— START —

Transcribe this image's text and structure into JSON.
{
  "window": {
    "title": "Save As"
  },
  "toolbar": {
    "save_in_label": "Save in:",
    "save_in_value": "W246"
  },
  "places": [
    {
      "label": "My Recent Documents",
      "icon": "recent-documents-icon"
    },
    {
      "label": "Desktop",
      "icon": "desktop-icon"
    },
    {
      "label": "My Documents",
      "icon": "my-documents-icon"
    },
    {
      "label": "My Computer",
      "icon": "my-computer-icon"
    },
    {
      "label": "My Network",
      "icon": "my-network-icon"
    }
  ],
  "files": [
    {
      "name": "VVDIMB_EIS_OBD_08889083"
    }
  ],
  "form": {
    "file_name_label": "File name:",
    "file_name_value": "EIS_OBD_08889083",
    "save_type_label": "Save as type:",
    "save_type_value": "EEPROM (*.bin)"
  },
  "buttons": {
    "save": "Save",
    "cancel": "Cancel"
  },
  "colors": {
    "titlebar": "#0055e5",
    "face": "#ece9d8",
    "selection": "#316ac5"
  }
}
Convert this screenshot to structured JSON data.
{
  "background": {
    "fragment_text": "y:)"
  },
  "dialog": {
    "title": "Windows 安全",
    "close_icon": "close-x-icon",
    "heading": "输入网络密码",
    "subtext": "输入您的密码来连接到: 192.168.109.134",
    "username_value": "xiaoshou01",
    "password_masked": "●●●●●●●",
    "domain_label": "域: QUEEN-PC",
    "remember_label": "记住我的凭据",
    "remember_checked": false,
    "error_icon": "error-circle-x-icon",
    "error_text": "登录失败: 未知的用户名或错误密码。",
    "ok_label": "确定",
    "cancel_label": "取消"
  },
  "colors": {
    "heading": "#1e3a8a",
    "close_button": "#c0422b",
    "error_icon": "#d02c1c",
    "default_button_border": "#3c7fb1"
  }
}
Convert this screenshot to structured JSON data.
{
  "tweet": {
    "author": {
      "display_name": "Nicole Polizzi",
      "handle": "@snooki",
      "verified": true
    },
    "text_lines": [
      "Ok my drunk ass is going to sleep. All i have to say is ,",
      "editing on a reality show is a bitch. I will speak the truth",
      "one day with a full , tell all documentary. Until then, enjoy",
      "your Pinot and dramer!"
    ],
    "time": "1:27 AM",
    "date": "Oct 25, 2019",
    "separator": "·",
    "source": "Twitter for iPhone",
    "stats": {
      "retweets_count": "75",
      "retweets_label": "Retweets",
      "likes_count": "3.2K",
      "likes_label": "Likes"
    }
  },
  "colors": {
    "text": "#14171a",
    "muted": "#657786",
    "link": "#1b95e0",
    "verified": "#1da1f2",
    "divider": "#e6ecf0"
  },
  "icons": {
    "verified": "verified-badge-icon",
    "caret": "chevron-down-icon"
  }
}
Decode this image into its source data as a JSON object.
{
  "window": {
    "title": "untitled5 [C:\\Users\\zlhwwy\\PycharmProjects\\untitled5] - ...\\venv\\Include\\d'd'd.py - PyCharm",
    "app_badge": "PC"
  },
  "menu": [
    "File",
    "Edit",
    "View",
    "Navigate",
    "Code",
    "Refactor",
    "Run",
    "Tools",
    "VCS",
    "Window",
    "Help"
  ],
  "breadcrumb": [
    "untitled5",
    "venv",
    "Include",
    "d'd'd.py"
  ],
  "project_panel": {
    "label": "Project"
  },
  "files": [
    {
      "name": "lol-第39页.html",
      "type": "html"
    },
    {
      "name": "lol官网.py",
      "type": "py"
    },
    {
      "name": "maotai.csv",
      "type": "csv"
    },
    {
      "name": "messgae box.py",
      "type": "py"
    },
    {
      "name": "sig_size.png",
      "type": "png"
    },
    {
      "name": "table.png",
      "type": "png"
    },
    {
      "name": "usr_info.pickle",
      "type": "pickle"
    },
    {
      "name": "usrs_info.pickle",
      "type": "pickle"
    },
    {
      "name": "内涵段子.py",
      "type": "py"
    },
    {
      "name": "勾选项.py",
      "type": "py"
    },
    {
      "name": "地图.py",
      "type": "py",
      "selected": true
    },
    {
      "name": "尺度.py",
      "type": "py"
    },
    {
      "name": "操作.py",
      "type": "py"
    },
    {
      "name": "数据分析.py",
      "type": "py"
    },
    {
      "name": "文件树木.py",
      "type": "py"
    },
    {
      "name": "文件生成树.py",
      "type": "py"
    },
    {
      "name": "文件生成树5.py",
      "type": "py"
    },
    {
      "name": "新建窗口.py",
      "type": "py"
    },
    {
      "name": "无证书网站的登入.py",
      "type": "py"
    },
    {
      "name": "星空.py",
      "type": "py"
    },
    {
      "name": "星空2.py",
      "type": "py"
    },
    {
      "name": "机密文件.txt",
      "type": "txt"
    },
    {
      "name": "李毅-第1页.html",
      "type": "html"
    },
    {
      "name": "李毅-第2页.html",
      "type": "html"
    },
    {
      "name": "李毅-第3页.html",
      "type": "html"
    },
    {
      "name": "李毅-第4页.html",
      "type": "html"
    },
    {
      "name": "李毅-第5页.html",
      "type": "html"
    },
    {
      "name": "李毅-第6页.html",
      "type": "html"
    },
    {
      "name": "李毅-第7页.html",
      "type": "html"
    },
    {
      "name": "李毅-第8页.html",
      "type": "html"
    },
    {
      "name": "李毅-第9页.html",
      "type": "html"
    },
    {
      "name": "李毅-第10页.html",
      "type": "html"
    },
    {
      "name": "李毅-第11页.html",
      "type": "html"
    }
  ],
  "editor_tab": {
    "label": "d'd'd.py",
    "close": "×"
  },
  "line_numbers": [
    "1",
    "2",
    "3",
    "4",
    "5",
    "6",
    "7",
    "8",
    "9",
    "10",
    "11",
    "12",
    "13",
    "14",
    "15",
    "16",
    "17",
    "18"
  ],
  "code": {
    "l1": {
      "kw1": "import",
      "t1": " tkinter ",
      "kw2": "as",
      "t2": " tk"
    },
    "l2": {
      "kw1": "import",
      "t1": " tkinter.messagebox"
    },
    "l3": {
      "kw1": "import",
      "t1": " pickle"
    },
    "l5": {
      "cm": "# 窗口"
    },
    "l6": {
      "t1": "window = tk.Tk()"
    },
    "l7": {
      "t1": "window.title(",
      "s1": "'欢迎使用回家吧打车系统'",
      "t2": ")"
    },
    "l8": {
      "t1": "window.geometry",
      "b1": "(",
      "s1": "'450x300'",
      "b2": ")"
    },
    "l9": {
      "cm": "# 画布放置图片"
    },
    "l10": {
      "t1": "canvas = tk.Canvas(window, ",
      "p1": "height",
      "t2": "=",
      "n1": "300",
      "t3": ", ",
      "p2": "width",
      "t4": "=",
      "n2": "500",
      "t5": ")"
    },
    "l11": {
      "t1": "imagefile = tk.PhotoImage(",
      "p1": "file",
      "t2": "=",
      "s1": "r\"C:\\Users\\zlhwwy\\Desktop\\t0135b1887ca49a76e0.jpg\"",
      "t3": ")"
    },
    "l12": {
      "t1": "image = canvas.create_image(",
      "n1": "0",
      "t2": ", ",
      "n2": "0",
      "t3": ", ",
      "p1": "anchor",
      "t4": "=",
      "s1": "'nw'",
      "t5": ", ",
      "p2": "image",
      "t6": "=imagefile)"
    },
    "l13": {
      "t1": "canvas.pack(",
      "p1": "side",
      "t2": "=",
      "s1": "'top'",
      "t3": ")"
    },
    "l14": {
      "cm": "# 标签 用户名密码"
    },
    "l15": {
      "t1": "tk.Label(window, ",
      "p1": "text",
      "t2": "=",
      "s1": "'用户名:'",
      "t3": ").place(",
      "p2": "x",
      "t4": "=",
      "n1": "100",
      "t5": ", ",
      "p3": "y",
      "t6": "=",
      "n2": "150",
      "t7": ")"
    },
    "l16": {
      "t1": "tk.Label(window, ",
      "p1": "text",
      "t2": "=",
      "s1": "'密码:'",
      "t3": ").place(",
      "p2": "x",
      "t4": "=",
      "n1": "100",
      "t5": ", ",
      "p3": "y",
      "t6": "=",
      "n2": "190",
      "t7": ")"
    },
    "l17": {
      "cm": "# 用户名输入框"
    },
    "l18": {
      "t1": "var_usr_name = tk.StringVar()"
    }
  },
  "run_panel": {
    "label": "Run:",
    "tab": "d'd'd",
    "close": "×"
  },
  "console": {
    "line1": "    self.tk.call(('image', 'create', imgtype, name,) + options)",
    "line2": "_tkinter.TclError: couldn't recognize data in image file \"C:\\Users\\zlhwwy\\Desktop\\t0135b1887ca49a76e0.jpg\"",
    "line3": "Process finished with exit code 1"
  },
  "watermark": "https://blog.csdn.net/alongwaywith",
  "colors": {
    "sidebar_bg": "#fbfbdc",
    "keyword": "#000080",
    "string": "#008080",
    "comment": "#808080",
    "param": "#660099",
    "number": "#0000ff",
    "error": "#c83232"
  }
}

— END —

THE REQUEST: For each line of the entries that includes "verified", show that line.

RESPONSE TO THE EXERCISE:
      "verified": true
    "verified": "#1da1f2",
    "verified": "verified-badge-icon",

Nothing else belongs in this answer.